Stated problem: Transcribe the listing in full, excluding any pictures.

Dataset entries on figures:
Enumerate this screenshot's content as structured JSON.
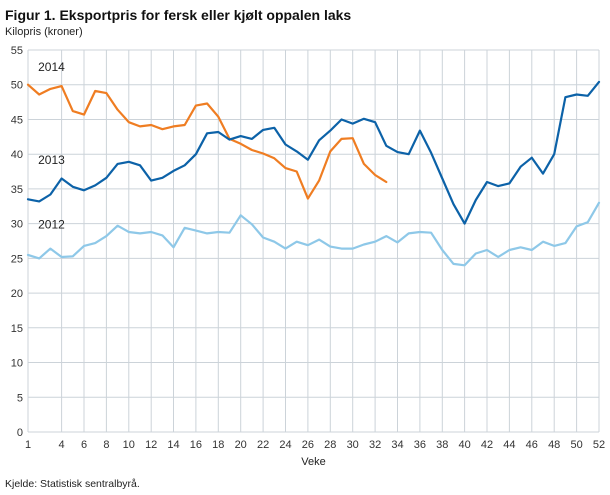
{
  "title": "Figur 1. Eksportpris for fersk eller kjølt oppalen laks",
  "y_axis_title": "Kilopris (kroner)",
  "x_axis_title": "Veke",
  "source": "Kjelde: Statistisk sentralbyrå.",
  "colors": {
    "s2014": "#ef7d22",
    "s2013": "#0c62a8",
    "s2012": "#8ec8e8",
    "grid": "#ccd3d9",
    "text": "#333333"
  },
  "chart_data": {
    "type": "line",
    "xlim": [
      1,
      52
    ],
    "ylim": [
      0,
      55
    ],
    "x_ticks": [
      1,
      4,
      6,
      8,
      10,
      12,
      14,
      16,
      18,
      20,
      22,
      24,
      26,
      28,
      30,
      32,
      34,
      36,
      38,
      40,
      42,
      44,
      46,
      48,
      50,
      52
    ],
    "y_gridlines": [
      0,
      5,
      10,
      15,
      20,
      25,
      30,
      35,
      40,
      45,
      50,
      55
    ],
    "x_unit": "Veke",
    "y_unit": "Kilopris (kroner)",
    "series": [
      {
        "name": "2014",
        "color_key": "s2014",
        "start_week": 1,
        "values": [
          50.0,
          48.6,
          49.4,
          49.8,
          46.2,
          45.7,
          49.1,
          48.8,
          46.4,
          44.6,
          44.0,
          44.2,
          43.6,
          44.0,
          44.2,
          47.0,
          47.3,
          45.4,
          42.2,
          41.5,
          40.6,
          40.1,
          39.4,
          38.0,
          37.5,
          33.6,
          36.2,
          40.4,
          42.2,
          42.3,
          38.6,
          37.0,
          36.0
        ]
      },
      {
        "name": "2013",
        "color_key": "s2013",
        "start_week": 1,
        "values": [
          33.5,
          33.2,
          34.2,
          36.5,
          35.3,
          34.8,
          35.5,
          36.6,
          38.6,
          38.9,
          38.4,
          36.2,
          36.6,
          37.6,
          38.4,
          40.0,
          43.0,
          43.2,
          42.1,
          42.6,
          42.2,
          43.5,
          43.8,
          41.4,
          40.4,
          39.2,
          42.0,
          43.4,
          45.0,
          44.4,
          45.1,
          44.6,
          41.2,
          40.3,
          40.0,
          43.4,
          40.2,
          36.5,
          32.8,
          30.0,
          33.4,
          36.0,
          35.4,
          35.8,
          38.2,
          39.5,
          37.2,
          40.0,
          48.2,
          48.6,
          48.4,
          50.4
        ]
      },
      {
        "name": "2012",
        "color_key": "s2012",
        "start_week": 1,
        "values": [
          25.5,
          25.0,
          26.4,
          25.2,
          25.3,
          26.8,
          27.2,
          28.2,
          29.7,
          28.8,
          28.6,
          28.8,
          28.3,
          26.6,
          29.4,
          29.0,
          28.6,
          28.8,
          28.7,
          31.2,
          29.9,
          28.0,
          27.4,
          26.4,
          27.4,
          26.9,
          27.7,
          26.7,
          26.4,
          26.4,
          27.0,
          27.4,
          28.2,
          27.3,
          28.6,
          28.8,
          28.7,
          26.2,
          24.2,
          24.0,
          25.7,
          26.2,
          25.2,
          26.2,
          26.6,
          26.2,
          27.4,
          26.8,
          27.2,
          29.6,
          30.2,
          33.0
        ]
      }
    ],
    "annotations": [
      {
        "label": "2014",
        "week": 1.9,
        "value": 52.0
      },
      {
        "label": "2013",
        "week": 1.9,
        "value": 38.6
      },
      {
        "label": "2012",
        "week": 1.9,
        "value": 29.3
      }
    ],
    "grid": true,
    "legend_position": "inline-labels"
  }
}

Solved exercise:
Enumerate this screenshot's content as structured JSON.
{
  "title": "Figur 1. Eksportpris for fersk eller kjølt oppalen laks",
  "y_axis_title": "Kilopris (kroner)",
  "x_axis_title": "Veke",
  "source": "Kjelde: Statistisk sentralbyrå.",
  "colors": {
    "s2014": "#ef7d22",
    "s2013": "#0c62a8",
    "s2012": "#8ec8e8",
    "grid": "#ccd3d9",
    "text": "#333333"
  },
  "chart_data": {
    "type": "line",
    "xlim": [
      1,
      52
    ],
    "ylim": [
      0,
      55
    ],
    "x_ticks": [
      1,
      4,
      6,
      8,
      10,
      12,
      14,
      16,
      18,
      20,
      22,
      24,
      26,
      28,
      30,
      32,
      34,
      36,
      38,
      40,
      42,
      44,
      46,
      48,
      50,
      52
    ],
    "y_gridlines": [
      0,
      5,
      10,
      15,
      20,
      25,
      30,
      35,
      40,
      45,
      50,
      55
    ],
    "x_unit": "Veke",
    "y_unit": "Kilopris (kroner)",
    "series": [
      {
        "name": "2014",
        "color_key": "s2014",
        "start_week": 1,
        "values": [
          50.0,
          48.6,
          49.4,
          49.8,
          46.2,
          45.7,
          49.1,
          48.8,
          46.4,
          44.6,
          44.0,
          44.2,
          43.6,
          44.0,
          44.2,
          47.0,
          47.3,
          45.4,
          42.2,
          41.5,
          40.6,
          40.1,
          39.4,
          38.0,
          37.5,
          33.6,
          36.2,
          40.4,
          42.2,
          42.3,
          38.6,
          37.0,
          36.0
        ]
      },
      {
        "name": "2013",
        "color_key": "s2013",
        "start_week": 1,
        "values": [
          33.5,
          33.2,
          34.2,
          36.5,
          35.3,
          34.8,
          35.5,
          36.6,
          38.6,
          38.9,
          38.4,
          36.2,
          36.6,
          37.6,
          38.4,
          40.0,
          43.0,
          43.2,
          42.1,
          42.6,
          42.2,
          43.5,
          43.8,
          41.4,
          40.4,
          39.2,
          42.0,
          43.4,
          45.0,
          44.4,
          45.1,
          44.6,
          41.2,
          40.3,
          40.0,
          43.4,
          40.2,
          36.5,
          32.8,
          30.0,
          33.4,
          36.0,
          35.4,
          35.8,
          38.2,
          39.5,
          37.2,
          40.0,
          48.2,
          48.6,
          48.4,
          50.4
        ]
      },
      {
        "name": "2012",
        "color_key": "s2012",
        "start_week": 1,
        "values": [
          25.5,
          25.0,
          26.4,
          25.2,
          25.3,
          26.8,
          27.2,
          28.2,
          29.7,
          28.8,
          28.6,
          28.8,
          28.3,
          26.6,
          29.4,
          29.0,
          28.6,
          28.8,
          28.7,
          31.2,
          29.9,
          28.0,
          27.4,
          26.4,
          27.4,
          26.9,
          27.7,
          26.7,
          26.4,
          26.4,
          27.0,
          27.4,
          28.2,
          27.3,
          28.6,
          28.8,
          28.7,
          26.2,
          24.2,
          24.0,
          25.7,
          26.2,
          25.2,
          26.2,
          26.6,
          26.2,
          27.4,
          26.8,
          27.2,
          29.6,
          30.2,
          33.0
        ]
      }
    ],
    "annotations": [
      {
        "label": "2014",
        "week": 1.9,
        "value": 52.0
      },
      {
        "label": "2013",
        "week": 1.9,
        "value": 38.6
      },
      {
        "label": "2012",
        "week": 1.9,
        "value": 29.3
      }
    ],
    "grid": true,
    "legend_position": "inline-labels"
  }
}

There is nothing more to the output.